(WHAT THIS TASK INVOLVES)
All entries must be extracted exactly, with nothing added or dropped.

(Figure dataset records)
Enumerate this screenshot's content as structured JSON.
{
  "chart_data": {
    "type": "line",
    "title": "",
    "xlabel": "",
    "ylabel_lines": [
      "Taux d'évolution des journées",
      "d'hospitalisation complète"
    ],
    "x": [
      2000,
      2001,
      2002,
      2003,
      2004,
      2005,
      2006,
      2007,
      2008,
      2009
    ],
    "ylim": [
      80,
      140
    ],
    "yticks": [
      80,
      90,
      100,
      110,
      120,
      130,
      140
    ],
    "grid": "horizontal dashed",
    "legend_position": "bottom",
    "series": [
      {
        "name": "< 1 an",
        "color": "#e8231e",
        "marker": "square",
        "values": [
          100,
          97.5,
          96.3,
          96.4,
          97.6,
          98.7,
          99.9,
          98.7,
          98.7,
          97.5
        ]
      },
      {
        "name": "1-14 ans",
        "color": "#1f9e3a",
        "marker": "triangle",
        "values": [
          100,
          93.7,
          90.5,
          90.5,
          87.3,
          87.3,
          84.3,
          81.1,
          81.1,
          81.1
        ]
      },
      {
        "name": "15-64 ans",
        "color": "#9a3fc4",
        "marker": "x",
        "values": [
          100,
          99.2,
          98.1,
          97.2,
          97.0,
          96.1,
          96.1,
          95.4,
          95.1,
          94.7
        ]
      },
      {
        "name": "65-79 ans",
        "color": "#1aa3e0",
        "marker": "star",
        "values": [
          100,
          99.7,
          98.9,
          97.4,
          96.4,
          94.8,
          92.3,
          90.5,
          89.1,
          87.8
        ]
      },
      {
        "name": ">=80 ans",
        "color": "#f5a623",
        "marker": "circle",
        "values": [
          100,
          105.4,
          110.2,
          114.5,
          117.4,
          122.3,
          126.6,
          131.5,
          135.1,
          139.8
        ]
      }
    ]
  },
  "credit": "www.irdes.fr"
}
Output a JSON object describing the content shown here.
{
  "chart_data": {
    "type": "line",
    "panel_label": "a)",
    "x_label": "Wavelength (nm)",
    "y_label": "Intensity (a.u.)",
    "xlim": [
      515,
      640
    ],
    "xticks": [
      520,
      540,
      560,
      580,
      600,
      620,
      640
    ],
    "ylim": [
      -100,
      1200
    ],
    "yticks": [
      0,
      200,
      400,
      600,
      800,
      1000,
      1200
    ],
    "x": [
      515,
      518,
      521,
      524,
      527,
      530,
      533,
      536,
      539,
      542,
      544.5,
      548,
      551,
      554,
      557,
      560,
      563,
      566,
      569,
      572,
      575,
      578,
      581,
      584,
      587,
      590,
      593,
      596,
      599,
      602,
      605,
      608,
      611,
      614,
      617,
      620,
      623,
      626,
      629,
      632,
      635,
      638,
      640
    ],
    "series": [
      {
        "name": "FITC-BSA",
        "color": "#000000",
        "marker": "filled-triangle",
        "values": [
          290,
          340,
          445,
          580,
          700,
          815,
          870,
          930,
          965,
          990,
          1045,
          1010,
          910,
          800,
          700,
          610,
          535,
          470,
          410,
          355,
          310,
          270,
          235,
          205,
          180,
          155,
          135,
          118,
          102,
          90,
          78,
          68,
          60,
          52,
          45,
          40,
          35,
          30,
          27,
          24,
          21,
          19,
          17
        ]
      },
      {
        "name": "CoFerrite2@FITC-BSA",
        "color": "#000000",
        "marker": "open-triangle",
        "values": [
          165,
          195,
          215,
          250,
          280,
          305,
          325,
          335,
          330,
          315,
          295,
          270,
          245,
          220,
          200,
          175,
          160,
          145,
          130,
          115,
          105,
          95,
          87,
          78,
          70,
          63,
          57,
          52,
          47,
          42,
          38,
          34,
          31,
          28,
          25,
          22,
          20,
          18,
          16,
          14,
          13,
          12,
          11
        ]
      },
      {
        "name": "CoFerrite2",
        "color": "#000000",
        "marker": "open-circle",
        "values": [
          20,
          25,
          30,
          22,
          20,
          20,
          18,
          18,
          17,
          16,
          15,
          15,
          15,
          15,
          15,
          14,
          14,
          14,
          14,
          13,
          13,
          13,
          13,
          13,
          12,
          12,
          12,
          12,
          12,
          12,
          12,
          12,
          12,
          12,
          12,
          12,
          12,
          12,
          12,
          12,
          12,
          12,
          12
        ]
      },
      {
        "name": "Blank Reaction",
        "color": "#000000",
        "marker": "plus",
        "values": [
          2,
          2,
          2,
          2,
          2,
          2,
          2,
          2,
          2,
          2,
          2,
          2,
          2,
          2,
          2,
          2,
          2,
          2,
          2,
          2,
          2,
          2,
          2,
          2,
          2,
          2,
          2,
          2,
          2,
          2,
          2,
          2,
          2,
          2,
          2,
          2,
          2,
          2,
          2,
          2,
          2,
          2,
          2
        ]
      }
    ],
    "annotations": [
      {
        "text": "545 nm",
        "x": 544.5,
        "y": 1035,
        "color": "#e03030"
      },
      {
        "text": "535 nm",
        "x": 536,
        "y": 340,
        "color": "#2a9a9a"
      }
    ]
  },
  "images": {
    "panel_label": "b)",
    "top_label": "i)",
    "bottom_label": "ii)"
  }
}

(WRITTEN ANSWER)
Enumerate this screenshot's content as structured JSON.
{
  "chart_data": {
    "type": "line",
    "title": "",
    "xlabel": "",
    "ylabel_lines": [
      "Taux d'évolution des journées",
      "d'hospitalisation complète"
    ],
    "x": [
      2000,
      2001,
      2002,
      2003,
      2004,
      2005,
      2006,
      2007,
      2008,
      2009
    ],
    "ylim": [
      80,
      140
    ],
    "yticks": [
      80,
      90,
      100,
      110,
      120,
      130,
      140
    ],
    "grid": "horizontal dashed",
    "legend_position": "bottom",
    "series": [
      {
        "name": "< 1 an",
        "color": "#e8231e",
        "marker": "square",
        "values": [
          100,
          97.5,
          96.3,
          96.4,
          97.6,
          98.7,
          99.9,
          98.7,
          98.7,
          97.5
        ]
      },
      {
        "name": "1-14 ans",
        "color": "#1f9e3a",
        "marker": "triangle",
        "values": [
          100,
          93.7,
          90.5,
          90.5,
          87.3,
          87.3,
          84.3,
          81.1,
          81.1,
          81.1
        ]
      },
      {
        "name": "15-64 ans",
        "color": "#9a3fc4",
        "marker": "x",
        "values": [
          100,
          99.2,
          98.1,
          97.2,
          97.0,
          96.1,
          96.1,
          95.4,
          95.1,
          94.7
        ]
      },
      {
        "name": "65-79 ans",
        "color": "#1aa3e0",
        "marker": "star",
        "values": [
          100,
          99.7,
          98.9,
          97.4,
          96.4,
          94.8,
          92.3,
          90.5,
          89.1,
          87.8
        ]
      },
      {
        "name": ">=80 ans",
        "color": "#f5a623",
        "marker": "circle",
        "values": [
          100,
          105.4,
          110.2,
          114.5,
          117.4,
          122.3,
          126.6,
          131.5,
          135.1,
          139.8
        ]
      }
    ]
  },
  "credit": "www.irdes.fr"
}
Output a JSON object describing the content shown here.
{
  "chart_data": {
    "type": "line",
    "panel_label": "a)",
    "x_label": "Wavelength (nm)",
    "y_label": "Intensity (a.u.)",
    "xlim": [
      515,
      640
    ],
    "xticks": [
      520,
      540,
      560,
      580,
      600,
      620,
      640
    ],
    "ylim": [
      -100,
      1200
    ],
    "yticks": [
      0,
      200,
      400,
      600,
      800,
      1000,
      1200
    ],
    "x": [
      515,
      518,
      521,
      524,
      527,
      530,
      533,
      536,
      539,
      542,
      544.5,
      548,
      551,
      554,
      557,
      560,
      563,
      566,
      569,
      572,
      575,
      578,
      581,
      584,
      587,
      590,
      593,
      596,
      599,
      602,
      605,
      608,
      611,
      614,
      617,
      620,
      623,
      626,
      629,
      632,
      635,
      638,
      640
    ],
    "series": [
      {
        "name": "FITC-BSA",
        "color": "#000000",
        "marker": "filled-triangle",
        "values": [
          290,
          340,
          445,
          580,
          700,
          815,
          870,
          930,
          965,
          990,
          1045,
          1010,
          910,
          800,
          700,
          610,
          535,
          470,
          410,
          355,
          310,
          270,
          235,
          205,
          180,
          155,
          135,
          118,
          102,
          90,
          78,
          68,
          60,
          52,
          45,
          40,
          35,
          30,
          27,
          24,
          21,
          19,
          17
        ]
      },
      {
        "name": "CoFerrite2@FITC-BSA",
        "color": "#000000",
        "marker": "open-triangle",
        "values": [
          165,
          195,
          215,
          250,
          280,
          305,
          325,
          335,
          330,
          315,
          295,
          270,
          245,
          220,
          200,
          175,
          160,
          145,
          130,
          115,
          105,
          95,
          87,
          78,
          70,
          63,
          57,
          52,
          47,
          42,
          38,
          34,
          31,
          28,
          25,
          22,
          20,
          18,
          16,
          14,
          13,
          12,
          11
        ]
      },
      {
        "name": "CoFerrite2",
        "color": "#000000",
        "marker": "open-circle",
        "values": [
          20,
          25,
          30,
          22,
          20,
          20,
          18,
          18,
          17,
          16,
          15,
          15,
          15,
          15,
          15,
          14,
          14,
          14,
          14,
          13,
          13,
          13,
          13,
          13,
          12,
          12,
          12,
          12,
          12,
          12,
          12,
          12,
          12,
          12,
          12,
          12,
          12,
          12,
          12,
          12,
          12,
          12,
          12
        ]
      },
      {
        "name": "Blank Reaction",
        "color": "#000000",
        "marker": "plus",
        "values": [
          2,
          2,
          2,
          2,
          2,
          2,
          2,
          2,
          2,
          2,
          2,
          2,
          2,
          2,
          2,
          2,
          2,
          2,
          2,
          2,
          2,
          2,
          2,
          2,
          2,
          2,
          2,
          2,
          2,
          2,
          2,
          2,
          2,
          2,
          2,
          2,
          2,
          2,
          2,
          2,
          2,
          2,
          2
        ]
      }
    ],
    "annotations": [
      {
        "text": "545 nm",
        "x": 544.5,
        "y": 1035,
        "color": "#e03030"
      },
      {
        "text": "535 nm",
        "x": 536,
        "y": 340,
        "color": "#2a9a9a"
      }
    ]
  },
  "images": {
    "panel_label": "b)",
    "top_label": "i)",
    "bottom_label": "ii)"
  }
}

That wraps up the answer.